===== EXTRACT TO READ

Beginning in April 1992, FERC issued a series of orders (the "Restructuring
Rules") directing a number of significant changes to the structure of the
services provided by interstate natural gas pipelines. The Restructuring Rules
are intended principally to assure "comparability" (i.e., that pipeline and
non-pipeline gas merchants are placed on an equal footing in competing for
sales), to provide a mechanism for the allocation of pipeline capacity, and to
eliminate competitive distortions arising from rate design differences between
United States and Canadian pipelines. Under the Restructuring Rules' rate
design, all fixed pipeline costs (including return on equity and related income
taxes) are recovered through reservation charges which do not vary with actual
throughput. Under the previously required rate design, return on equity and
related taxes were excluded from reservation charges but were recovered along
with variable costs through volumetric rates, which were rates paid for actual
volumes transported on the pipeline. Generally, under the Restructuring Rules'
rate design, volumetric rates are considerably lower than under the previously
required rate design, and pipeline earnings are less sensitive to variations in
actual throughput.
EPG is directly connected to three of the nation's most prolific gas
producing areas -- the San Juan, Permian, and Anadarko Basins. During 1994, EPG
delivered 1.3 trillion cubic feet ("Tcf") of natural gas, accounting for
approximately 6 percent of estimated total 1994 United States consumption.
EPG's system consists of approximately 17,000 miles of pipeline with 78
mainline compressor stations having an aggregate installed horsepower of
approximately 1.0 million. The system's present natural gas delivery capacity to
California and East-of-California markets, as discussed below, is approximately
4.6 billion cubic feet per day ("Bcf/d").
EPG's present capacity to deliver natural gas to California, the second
largest natural gas market in the United States, is approximately 3.3 Bcf/d.
EPG's system currently provides 48 percent of the total interstate pipeline
capacity serving the State. In 1994, EPG delivered approximately 40 percent of
all the natural gas consumed in California.

==========
===== DATA BLOCK

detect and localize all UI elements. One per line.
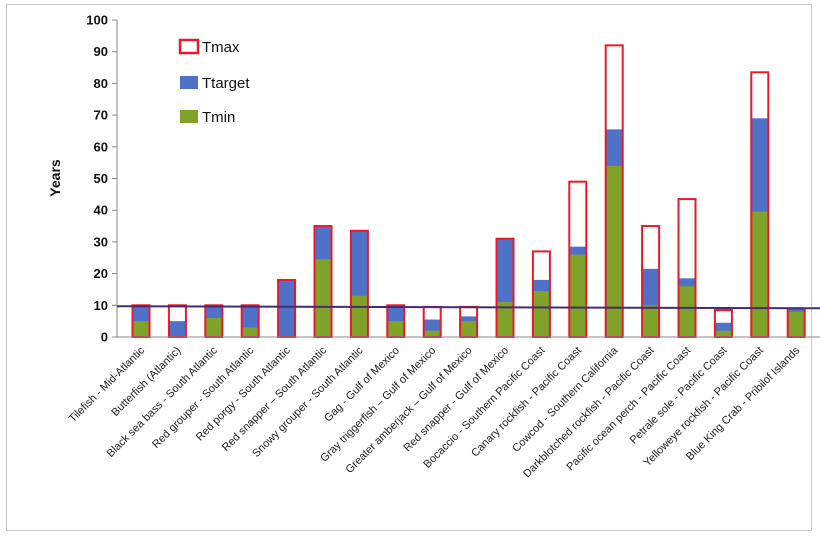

==========

TASK INSTRUCTIONS
- A) According to the natural gas pipeline passage, about what share of all the natural gas consumed in California did EPG deliver in 1994?
- B) Continue the natural gas pipeline passage from the point where it ends.
The data have no role in this exercise.

OUTPUTS
- A) Approximately 40 percent.

- B)
Demand for natural gas in the California market is projected to be less
than capacity for some time to come. EPG maintains a strong competitive position
in the market by virtue of the fact that its pipeline is, and is expected to
remain, the lowest-cost transporter of natural gas to California and the
principal means of moving gas from the San Juan Basin to the California border.
EPG's pipeline capacity to California is currently fully subscribed under
long-term contracts which provide for the payment of fixed reservation charges.
EPG is the principal interstate natural gas transmission system serving
Arizona, including the cities of Phoenix and Tucson; southern Nevada, including
Las Vegas; New Mexico; and El Paso, Texas. EPG's East-of-California market also
includes deliveries to the cities of Ciudad Juarez, Cananea, and Hermosillo in
northern Mexico, and the Samalayuca Power Plant outside of Ciudad Juarez. EPG's
delivery capacity to these East-of-California markets is approximately 1.3
Bcf/d.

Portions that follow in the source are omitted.